**What is needed**
Recast the entries below as a numbered list, from the start of the entries through the line containing "- banner-message: Greetings, we", both ends included. Omit any blank lines.

**Records shown**
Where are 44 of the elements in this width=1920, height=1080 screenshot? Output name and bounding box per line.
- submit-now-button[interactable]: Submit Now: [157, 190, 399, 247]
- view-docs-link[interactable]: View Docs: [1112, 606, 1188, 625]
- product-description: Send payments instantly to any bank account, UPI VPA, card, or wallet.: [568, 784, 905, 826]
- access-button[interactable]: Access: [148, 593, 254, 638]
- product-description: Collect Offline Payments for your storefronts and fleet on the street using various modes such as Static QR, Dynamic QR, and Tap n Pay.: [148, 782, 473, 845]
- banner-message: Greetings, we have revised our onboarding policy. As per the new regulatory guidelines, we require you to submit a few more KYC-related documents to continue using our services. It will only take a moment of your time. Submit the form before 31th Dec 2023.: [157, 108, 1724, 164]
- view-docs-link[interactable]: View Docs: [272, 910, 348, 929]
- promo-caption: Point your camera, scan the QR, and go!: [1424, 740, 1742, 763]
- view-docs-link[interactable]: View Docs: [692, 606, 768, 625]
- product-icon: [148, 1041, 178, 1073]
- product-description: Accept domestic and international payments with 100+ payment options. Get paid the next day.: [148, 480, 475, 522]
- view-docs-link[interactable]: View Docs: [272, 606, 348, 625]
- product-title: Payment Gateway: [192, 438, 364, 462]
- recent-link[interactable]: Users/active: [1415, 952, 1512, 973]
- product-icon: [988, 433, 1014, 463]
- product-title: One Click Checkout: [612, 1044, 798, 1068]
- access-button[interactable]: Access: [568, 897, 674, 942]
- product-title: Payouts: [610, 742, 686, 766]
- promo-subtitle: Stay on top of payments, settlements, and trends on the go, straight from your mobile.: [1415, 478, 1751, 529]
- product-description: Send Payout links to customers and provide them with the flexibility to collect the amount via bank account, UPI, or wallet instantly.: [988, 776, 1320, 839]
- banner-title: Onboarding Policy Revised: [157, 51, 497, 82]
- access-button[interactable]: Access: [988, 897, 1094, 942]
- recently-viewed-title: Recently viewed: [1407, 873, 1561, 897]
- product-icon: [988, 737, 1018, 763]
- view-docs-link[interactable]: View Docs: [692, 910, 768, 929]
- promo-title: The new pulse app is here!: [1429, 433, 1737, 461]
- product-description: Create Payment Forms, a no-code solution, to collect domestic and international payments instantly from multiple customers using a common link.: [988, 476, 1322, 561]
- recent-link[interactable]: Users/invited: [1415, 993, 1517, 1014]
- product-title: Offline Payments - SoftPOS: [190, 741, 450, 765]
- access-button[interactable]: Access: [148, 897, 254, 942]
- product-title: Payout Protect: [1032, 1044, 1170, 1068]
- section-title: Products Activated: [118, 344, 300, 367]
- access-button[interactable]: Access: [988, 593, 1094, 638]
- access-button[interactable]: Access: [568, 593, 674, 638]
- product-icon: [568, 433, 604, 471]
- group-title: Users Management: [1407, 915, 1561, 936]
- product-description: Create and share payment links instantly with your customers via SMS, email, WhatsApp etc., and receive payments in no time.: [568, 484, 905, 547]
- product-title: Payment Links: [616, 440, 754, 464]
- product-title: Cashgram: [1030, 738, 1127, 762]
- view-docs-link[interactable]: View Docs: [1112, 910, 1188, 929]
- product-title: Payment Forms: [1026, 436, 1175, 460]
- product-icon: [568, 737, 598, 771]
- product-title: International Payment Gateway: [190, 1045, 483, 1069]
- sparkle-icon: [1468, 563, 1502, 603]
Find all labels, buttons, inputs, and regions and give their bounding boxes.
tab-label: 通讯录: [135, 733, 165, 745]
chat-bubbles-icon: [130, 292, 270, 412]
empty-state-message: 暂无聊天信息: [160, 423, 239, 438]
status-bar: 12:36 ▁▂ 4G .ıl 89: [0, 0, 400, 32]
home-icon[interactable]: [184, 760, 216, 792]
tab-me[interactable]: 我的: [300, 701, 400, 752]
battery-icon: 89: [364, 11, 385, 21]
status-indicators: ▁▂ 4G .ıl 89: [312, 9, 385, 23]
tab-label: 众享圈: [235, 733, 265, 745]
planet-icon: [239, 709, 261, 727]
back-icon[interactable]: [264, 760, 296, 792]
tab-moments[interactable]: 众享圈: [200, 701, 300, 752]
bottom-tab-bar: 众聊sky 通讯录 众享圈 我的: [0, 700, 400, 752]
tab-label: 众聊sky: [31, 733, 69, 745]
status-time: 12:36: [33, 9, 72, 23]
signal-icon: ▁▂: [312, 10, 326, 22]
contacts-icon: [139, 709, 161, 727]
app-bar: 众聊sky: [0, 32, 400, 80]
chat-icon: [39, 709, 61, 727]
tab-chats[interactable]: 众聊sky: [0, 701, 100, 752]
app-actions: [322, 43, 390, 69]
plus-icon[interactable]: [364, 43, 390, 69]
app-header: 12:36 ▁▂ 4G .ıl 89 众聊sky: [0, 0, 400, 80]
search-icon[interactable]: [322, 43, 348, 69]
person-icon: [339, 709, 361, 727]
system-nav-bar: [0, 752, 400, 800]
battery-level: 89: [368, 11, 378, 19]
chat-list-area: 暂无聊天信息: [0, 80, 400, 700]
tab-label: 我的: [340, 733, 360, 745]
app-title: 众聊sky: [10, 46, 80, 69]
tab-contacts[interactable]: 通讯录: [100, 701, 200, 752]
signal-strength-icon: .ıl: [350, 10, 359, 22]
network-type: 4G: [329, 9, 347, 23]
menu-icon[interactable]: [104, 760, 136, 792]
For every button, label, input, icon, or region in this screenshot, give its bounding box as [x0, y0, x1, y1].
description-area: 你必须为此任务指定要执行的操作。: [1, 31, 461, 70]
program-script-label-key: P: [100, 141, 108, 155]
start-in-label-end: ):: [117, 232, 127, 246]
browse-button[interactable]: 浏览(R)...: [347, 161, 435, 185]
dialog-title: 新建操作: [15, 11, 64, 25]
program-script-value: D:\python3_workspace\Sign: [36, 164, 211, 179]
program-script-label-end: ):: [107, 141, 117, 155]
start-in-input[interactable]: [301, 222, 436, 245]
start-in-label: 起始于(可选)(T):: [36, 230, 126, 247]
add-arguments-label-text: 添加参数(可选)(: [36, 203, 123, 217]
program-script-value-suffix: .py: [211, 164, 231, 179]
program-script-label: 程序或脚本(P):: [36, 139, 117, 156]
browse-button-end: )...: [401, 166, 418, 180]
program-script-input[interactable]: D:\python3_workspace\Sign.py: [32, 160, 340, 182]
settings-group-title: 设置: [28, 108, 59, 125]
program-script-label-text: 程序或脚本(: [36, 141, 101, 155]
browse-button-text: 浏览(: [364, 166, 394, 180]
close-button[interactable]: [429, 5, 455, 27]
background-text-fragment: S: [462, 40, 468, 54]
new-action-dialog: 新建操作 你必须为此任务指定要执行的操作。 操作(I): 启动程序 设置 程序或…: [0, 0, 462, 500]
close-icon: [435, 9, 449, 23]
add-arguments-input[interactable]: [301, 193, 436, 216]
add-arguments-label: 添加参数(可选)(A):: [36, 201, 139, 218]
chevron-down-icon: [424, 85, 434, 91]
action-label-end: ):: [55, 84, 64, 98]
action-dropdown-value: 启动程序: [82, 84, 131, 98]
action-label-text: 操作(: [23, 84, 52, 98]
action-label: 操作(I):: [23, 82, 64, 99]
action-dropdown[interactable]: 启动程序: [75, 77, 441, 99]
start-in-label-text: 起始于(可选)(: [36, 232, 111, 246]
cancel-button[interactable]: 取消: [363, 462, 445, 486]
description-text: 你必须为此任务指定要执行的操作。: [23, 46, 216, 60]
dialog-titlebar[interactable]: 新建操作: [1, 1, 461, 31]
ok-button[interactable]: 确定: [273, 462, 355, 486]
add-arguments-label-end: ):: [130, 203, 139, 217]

**Written response**
1. Where are 44 of the elements in this width=1920, height=1080 screenshot? Output name and bounding box per line.
2. - submit-now-button[interactable]: Submit Now: [157, 190, 399, 247]
3. - view-docs-link[interactable]: View Docs: [1112, 606, 1188, 625]
4. - product-description: Send payments instantly to any bank account, UPI VPA, card, or wallet.: [568, 784, 905, 826]
5. - access-button[interactable]: Access: [148, 593, 254, 638]
6. - product-description: Collect Offline Payments for your storefronts and fleet on the street using various modes such as Static QR, Dynamic QR, and Tap n Pay.: [148, 782, 473, 845]
7. - banner-message: Greetings, we have revised our onboarding policy. As per the new regulatory guidelines, we require you to submit a few more KYC-related documents to continue using our services. It will only take a moment of your time. Submit the form before 31th Dec 2023.: [157, 108, 1724, 164]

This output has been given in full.